◆ What is required ◆
Transcribe all the records exactly and omit any images they hold.

* START Given records *

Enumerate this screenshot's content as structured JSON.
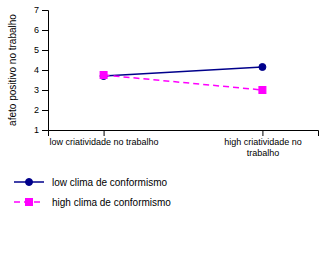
{
  "chart_data": {
    "type": "line",
    "categories": [
      "low criatividade no trabalho",
      "high criatividade no\ntrabalho"
    ],
    "ylabel": "afeto positivo no trabalho",
    "ylim": [
      1,
      7
    ],
    "yticks": [
      1,
      2,
      3,
      4,
      5,
      6,
      7
    ],
    "grid": false,
    "legend": "bottom",
    "series": [
      {
        "name": "low clima de conformismo",
        "color": "#00008B",
        "values": [
          3.7,
          4.15
        ],
        "marker": "circle",
        "line_style": "solid"
      },
      {
        "name": "high clima de conformismo",
        "color": "#FF00FF",
        "values": [
          3.75,
          3.0
        ],
        "marker": "square",
        "line_style": "dashed"
      }
    ]
  }
}
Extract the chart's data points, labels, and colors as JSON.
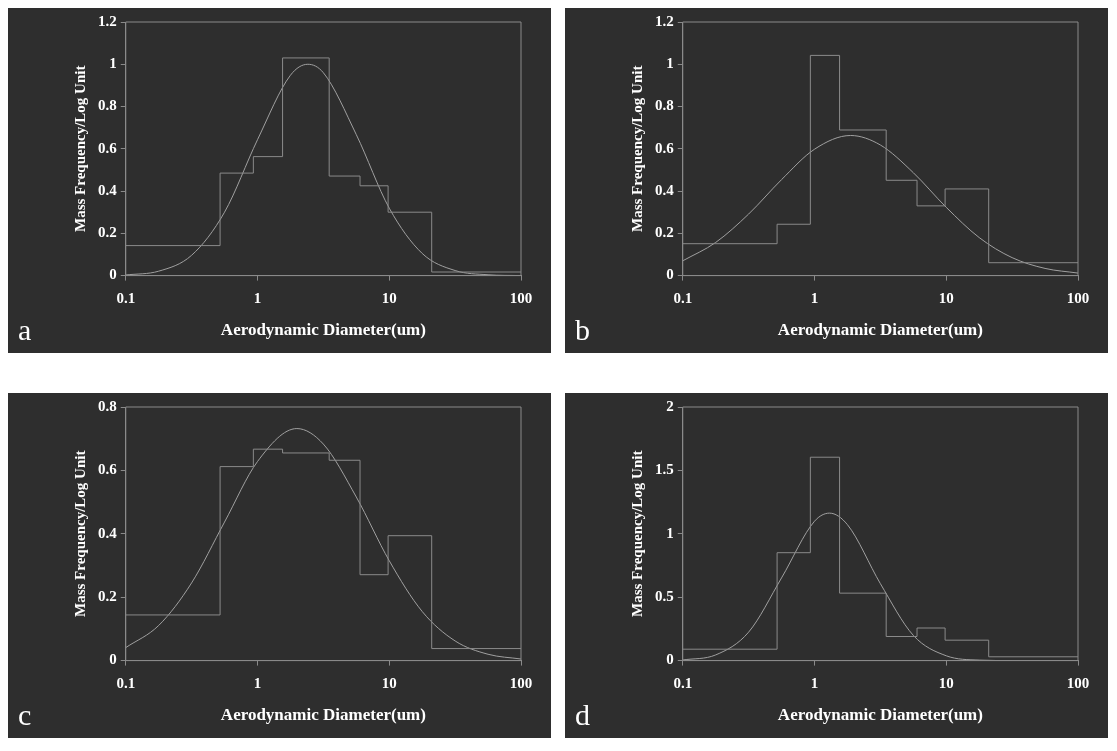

* END Given records *

◆ Output ◆
Enumerate this screenshot's content as structured JSON.
{
  "chart_data": {
    "type": "line",
    "categories": [
      "low criatividade no trabalho",
      "high criatividade no\ntrabalho"
    ],
    "ylabel": "afeto positivo no trabalho",
    "ylim": [
      1,
      7
    ],
    "yticks": [
      1,
      2,
      3,
      4,
      5,
      6,
      7
    ],
    "grid": false,
    "legend": "bottom",
    "series": [
      {
        "name": "low clima de conformismo",
        "color": "#00008B",
        "values": [
          3.7,
          4.15
        ],
        "marker": "circle",
        "line_style": "solid"
      },
      {
        "name": "high clima de conformismo",
        "color": "#FF00FF",
        "values": [
          3.75,
          3.0
        ],
        "marker": "square",
        "line_style": "dashed"
      }
    ]
  }
}
Extract the chart's data points, labels, and colors as JSON.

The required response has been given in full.